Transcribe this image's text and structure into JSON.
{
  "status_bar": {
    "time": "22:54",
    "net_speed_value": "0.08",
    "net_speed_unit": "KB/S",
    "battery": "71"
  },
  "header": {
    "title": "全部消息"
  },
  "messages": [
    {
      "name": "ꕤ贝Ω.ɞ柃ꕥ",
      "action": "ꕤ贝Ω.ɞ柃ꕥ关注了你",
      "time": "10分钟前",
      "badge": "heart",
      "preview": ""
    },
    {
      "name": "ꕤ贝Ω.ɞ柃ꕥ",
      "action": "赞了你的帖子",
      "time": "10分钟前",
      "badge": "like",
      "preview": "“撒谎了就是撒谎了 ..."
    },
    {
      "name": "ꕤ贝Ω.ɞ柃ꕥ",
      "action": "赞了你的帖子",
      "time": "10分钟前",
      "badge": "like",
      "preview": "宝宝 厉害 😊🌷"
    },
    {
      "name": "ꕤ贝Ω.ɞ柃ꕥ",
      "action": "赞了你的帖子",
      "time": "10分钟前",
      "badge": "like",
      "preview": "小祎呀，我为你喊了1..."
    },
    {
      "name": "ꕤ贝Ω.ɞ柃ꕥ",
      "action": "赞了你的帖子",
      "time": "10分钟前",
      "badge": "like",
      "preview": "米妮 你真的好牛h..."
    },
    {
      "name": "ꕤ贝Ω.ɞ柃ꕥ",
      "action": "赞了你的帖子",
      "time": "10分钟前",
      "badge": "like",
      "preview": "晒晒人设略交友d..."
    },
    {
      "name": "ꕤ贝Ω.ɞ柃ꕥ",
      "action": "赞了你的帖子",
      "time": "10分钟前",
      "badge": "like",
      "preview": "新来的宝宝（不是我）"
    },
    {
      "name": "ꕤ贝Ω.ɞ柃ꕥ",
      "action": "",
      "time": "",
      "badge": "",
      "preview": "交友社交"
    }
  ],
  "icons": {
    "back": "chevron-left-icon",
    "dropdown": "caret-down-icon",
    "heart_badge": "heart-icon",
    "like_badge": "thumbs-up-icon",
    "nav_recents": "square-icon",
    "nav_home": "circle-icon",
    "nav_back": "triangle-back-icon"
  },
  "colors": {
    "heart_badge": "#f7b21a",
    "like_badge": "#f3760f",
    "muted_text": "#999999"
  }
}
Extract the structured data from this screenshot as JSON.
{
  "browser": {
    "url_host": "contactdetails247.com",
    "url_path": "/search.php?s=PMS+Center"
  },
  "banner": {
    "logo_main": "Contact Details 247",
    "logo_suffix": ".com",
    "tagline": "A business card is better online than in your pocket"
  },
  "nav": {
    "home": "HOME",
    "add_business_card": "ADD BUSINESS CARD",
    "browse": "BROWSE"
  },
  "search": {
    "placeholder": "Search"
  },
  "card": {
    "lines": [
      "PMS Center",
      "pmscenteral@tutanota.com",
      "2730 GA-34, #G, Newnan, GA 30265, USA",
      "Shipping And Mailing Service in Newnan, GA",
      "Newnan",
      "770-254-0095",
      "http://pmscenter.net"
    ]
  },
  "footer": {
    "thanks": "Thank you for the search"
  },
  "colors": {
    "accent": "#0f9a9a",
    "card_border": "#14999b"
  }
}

______________________________

Quote the line that contains "Extract the structured" and each line after it through the end of the data, exactly, leaving out everything else.

Extract the structured data from this screenshot as JSON.
{
  "browser": {
    "url_host": "contactdetails247.com",
    "url_path": "/search.php?s=PMS+Center"
  },
  "banner": {
    "logo_main": "Contact Details 247",
    "logo_suffix": ".com",
    "tagline": "A business card is better online than in your pocket"
  },
  "nav": {
    "home": "HOME",
    "add_business_card": "ADD BUSINESS CARD",
    "browse": "BROWSE"
  },
  "search": {
    "placeholder": "Search"
  },
  "card": {
    "lines": [
      "PMS Center",
      "pmscenteral@tutanota.com",
      "2730 GA-34, #G, Newnan, GA 30265, USA",
      "Shipping And Mailing Service in Newnan, GA",
      "Newnan",
      "770-254-0095",
      "http://pmscenter.net"
    ]
  },
  "footer": {
    "thanks": "Thank you for the search"
  },
  "colors": {
    "accent": "#0f9a9a",
    "card_border": "#14999b"
  }
}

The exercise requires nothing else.